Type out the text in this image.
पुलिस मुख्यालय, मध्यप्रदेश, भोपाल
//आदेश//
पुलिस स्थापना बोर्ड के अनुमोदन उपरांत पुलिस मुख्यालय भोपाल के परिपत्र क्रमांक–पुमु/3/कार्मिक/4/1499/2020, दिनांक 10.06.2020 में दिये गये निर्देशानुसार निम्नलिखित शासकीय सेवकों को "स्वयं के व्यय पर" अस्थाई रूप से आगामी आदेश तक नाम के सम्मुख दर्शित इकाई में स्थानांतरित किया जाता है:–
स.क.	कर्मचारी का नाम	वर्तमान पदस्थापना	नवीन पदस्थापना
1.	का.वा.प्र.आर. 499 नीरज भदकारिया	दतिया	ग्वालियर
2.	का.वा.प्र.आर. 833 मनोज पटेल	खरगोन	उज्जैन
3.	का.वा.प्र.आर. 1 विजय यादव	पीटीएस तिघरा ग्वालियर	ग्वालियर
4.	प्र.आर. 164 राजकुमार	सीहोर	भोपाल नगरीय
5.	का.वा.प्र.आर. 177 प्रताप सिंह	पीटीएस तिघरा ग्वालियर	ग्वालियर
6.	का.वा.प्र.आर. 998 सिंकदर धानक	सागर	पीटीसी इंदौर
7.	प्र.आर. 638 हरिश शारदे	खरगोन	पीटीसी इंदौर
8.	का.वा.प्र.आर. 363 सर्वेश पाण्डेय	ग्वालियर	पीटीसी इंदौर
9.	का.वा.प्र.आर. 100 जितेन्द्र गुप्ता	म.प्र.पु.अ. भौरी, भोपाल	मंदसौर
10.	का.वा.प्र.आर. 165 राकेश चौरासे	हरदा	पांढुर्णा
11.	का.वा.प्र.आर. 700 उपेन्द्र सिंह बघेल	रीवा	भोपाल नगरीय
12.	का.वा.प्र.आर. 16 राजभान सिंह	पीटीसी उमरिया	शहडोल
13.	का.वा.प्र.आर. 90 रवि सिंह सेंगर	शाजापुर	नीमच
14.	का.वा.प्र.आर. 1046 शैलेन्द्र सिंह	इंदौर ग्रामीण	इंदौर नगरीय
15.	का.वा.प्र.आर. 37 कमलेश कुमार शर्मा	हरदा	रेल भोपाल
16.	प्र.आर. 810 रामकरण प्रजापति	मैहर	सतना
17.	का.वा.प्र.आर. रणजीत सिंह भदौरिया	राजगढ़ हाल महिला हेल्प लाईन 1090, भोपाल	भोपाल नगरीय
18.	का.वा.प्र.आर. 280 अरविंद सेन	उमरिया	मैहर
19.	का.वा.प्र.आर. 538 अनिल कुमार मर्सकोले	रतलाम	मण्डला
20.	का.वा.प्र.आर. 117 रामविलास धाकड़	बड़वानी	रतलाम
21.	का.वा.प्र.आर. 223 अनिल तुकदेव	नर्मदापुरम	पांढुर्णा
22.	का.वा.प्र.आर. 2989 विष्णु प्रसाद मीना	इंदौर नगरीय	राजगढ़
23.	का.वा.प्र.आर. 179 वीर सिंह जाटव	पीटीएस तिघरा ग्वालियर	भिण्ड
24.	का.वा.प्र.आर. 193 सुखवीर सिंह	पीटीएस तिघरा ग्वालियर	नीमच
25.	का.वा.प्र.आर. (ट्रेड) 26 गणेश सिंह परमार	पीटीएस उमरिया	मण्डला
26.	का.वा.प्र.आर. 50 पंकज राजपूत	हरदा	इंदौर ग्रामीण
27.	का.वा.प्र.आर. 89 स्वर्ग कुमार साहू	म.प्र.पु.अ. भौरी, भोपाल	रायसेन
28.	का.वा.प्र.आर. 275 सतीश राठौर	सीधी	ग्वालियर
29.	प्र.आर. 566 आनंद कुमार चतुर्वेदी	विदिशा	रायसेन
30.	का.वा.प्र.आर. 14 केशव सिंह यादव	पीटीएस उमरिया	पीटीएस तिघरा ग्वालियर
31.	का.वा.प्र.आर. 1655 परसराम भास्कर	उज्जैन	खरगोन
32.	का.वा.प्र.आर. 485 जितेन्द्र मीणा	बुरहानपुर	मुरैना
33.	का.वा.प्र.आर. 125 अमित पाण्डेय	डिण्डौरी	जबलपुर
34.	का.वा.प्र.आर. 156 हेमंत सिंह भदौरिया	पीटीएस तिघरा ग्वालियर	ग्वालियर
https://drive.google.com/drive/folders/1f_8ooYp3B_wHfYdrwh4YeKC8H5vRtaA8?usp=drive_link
+++++
GOAL OF THE EXERCISE.
Write out the entries above word for word.

OUTPUT OF THE TASK.
Type out the text in this image.
पुलिस मुख्यालय, मध्यप्रदेश, भोपाल
//आदेश//
पुलिस स्थापना बोर्ड के अनुमोदन उपरांत पुलिस मुख्यालय भोपाल के परिपत्र क्रमांक–पुमु/3/कार्मिक/4/1499/2020, दिनांक 10.06.2020 में दिये गये निर्देशानुसार निम्नलिखित शासकीय सेवकों को "स्वयं के व्यय पर" अस्थाई रूप से आगामी आदेश तक नाम के सम्मुख दर्शित इकाई में स्थानांतरित किया जाता है:–
स.क.	कर्मचारी का नाम	वर्तमान पदस्थापना	नवीन पदस्थापना
1.	का.वा.प्र.आर. 499 नीरज भदकारिया	दतिया	ग्वालियर
2.	का.वा.प्र.आर. 833 मनोज पटेल	खरगोन	उज्जैन
3.	का.वा.प्र.आर. 1 विजय यादव	पीटीएस तिघरा ग्वालियर	ग्वालियर
4.	प्र.आर. 164 राजकुमार	सीहोर	भोपाल नगरीय
5.	का.वा.प्र.आर. 177 प्रताप सिंह	पीटीएस तिघरा ग्वालियर	ग्वालियर
6.	का.वा.प्र.आर. 998 सिंकदर धानक	सागर	पीटीसी इंदौर
7.	प्र.आर. 638 हरिश शारदे	खरगोन	पीटीसी इंदौर
8.	का.वा.प्र.आर. 363 सर्वेश पाण्डेय	ग्वालियर	पीटीसी इंदौर
9.	का.वा.प्र.आर. 100 जितेन्द्र गुप्ता	म.प्र.पु.अ. भौरी, भोपाल	मंदसौर
10.	का.वा.प्र.आर. 165 राकेश चौरासे	हरदा	पांढुर्णा
11.	का.वा.प्र.आर. 700 उपेन्द्र सिंह बघेल	रीवा	भोपाल नगरीय
12.	का.वा.प्र.आर. 16 राजभान सिंह	पीटीसी उमरिया	शहडोल
13.	का.वा.प्र.आर. 90 रवि सिंह सेंगर	शाजापुर	नीमच
14.	का.वा.प्र.आर. 1046 शैलेन्द्र सिंह	इंदौर ग्रामीण	इंदौर नगरीय
15.	का.वा.प्र.आर. 37 कमलेश कुमार शर्मा	हरदा	रेल भोपाल
16.	प्र.आर. 810 रामकरण प्रजापति	मैहर	सतना
17.	का.वा.प्र.आर. रणजीत सिंह भदौरिया	राजगढ़ हाल महिला हेल्प लाईन 1090, भोपाल	भोपाल नगरीय
18.	का.वा.प्र.आर. 280 अरविंद सेन	उमरिया	मैहर
19.	का.वा.प्र.आर. 538 अनिल कुमार मर्सकोले	रतलाम	मण्डला
20.	का.वा.प्र.आर. 117 रामविलास धाकड़	बड़वानी	रतलाम
21.	का.वा.प्र.आर. 223 अनिल तुकदेव	नर्मदापुरम	पांढुर्णा
22.	का.वा.प्र.आर. 2989 विष्णु प्रसाद मीना	इंदौर नगरीय	राजगढ़
23.	का.वा.प्र.आर. 179 वीर सिंह जाटव	पीटीएस तिघरा ग्वालियर	भिण्ड
24.	का.वा.प्र.आर. 193 सुखवीर सिंह	पीटीएस तिघरा ग्वालियर	नीमच
25.	का.वा.प्र.आर. (ट्रेड) 26 गणेश सिंह परमार	पीटीएस उमरिया	मण्डला
26.	का.वा.प्र.आर. 50 पंकज राजपूत	हरदा	इंदौर ग्रामीण
27.	का.वा.प्र.आर. 89 स्वर्ग कुमार साहू	म.प्र.पु.अ. भौरी, भोपाल	रायसेन
28.	का.वा.प्र.आर. 275 सतीश राठौर	सीधी	ग्वालियर
29.	प्र.आर. 566 आनंद कुमार चतुर्वेदी	विदिशा	रायसेन
30.	का.वा.प्र.आर. 14 केशव सिंह यादव	पीटीएस उमरिया	पीटीएस तिघरा ग्वालियर
31.	का.वा.प्र.आर. 1655 परसराम भास्कर	उज्जैन	खरगोन
32.	का.वा.प्र.आर. 485 जितेन्द्र मीणा	बुरहानपुर	मुरैना
33.	का.वा.प्र.आर. 125 अमित पाण्डेय	डिण्डौरी	जबलपुर
34.	का.वा.प्र.आर. 156 हेमंत सिंह भदौरिया	पीटीएस तिघरा ग्वालियर	ग्वालियर
https://drive.google.com/drive/folders/1f_8ooYp3B_wHfYdrwh4YeKC8H5vRtaA8?usp=drive_link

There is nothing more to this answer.